Records from a data source:
..........

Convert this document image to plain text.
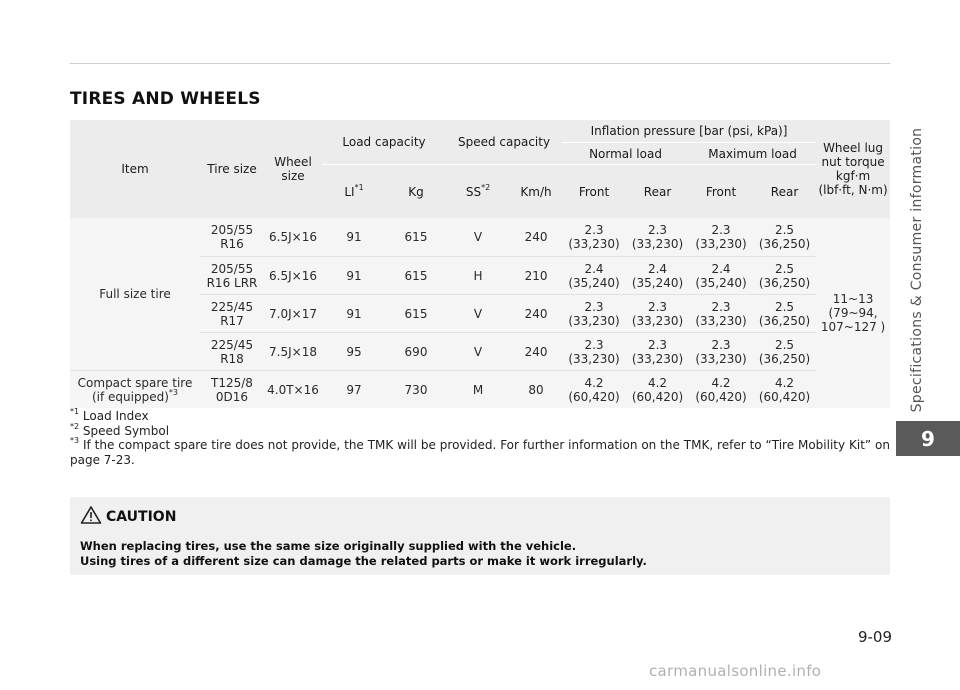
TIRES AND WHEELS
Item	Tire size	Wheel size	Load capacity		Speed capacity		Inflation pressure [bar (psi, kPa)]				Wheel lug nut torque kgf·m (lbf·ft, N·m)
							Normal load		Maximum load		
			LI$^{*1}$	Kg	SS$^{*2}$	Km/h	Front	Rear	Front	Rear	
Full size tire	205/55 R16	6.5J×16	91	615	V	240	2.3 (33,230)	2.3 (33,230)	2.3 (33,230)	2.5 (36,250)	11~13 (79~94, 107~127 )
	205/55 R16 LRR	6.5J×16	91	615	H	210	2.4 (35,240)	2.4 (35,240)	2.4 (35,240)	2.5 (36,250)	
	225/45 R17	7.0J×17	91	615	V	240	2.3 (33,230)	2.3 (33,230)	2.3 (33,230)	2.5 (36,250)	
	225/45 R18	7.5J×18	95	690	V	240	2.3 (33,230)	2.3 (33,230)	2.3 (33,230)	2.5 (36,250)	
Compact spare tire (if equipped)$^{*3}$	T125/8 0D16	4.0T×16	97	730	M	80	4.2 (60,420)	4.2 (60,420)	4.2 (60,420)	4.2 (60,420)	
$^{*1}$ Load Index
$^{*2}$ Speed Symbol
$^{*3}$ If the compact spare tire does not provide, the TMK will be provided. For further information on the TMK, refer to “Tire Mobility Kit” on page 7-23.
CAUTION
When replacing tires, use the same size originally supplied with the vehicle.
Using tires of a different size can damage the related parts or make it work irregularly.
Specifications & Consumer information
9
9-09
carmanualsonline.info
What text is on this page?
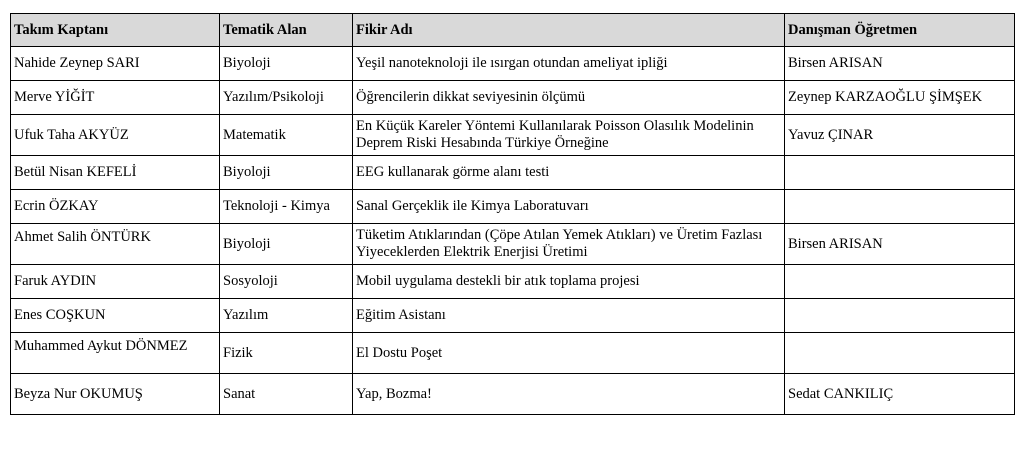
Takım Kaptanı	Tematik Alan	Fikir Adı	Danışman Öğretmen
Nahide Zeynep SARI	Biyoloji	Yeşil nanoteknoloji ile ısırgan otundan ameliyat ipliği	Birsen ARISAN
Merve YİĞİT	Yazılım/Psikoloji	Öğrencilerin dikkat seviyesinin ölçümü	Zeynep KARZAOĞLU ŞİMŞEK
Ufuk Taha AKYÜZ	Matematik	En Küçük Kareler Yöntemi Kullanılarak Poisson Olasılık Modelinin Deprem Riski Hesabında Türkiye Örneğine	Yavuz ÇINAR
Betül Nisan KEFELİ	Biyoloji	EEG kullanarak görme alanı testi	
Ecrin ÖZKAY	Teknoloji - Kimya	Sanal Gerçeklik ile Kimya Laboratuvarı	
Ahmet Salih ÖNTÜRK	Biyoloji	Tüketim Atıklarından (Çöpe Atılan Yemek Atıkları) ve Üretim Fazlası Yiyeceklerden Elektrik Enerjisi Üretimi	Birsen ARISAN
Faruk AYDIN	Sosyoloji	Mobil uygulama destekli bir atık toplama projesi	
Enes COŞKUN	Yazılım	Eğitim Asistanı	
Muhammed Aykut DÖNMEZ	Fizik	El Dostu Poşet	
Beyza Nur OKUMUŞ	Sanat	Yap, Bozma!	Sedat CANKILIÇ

..........

### EXERCISE DIRECTIONS:
Copy all lines of the material above where the string "Speed" occurs.

### EXPECTED ANSWER:
Item	Tire size	Wheel size	Load capacity		Speed capacity		Inflation pressure [bar (psi, kPa)]				Wheel lug nut torque kgf·m (lbf·ft, N·m)
$^{*2}$ Speed Symbol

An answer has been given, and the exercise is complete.